━━━━━ ENTRIES SUPPLIED
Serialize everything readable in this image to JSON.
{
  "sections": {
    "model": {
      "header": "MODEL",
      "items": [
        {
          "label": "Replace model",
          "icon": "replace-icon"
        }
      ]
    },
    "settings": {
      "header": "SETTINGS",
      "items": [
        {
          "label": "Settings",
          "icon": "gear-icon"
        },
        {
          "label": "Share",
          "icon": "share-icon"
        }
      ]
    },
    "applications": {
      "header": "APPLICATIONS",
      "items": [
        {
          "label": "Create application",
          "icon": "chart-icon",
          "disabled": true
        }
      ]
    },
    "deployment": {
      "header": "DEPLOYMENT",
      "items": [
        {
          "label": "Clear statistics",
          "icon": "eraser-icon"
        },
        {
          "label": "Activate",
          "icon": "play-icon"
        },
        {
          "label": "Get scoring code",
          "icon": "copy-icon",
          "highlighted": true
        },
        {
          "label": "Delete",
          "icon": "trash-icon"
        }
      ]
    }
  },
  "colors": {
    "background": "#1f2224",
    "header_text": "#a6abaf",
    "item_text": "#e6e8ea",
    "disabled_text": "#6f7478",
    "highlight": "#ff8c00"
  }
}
━━━━━━━━━━
▶ [EXERCISE GOAL]
Find each line holding the string "icon" and copy it out.

▶ [WORKED ANSWER]
          "icon": "replace-icon"
          "icon": "gear-icon"
          "icon": "share-icon"
          "icon": "chart-icon",
          "icon": "eraser-icon"
          "icon": "play-icon"
          "icon": "copy-icon",
          "icon": "trash-icon"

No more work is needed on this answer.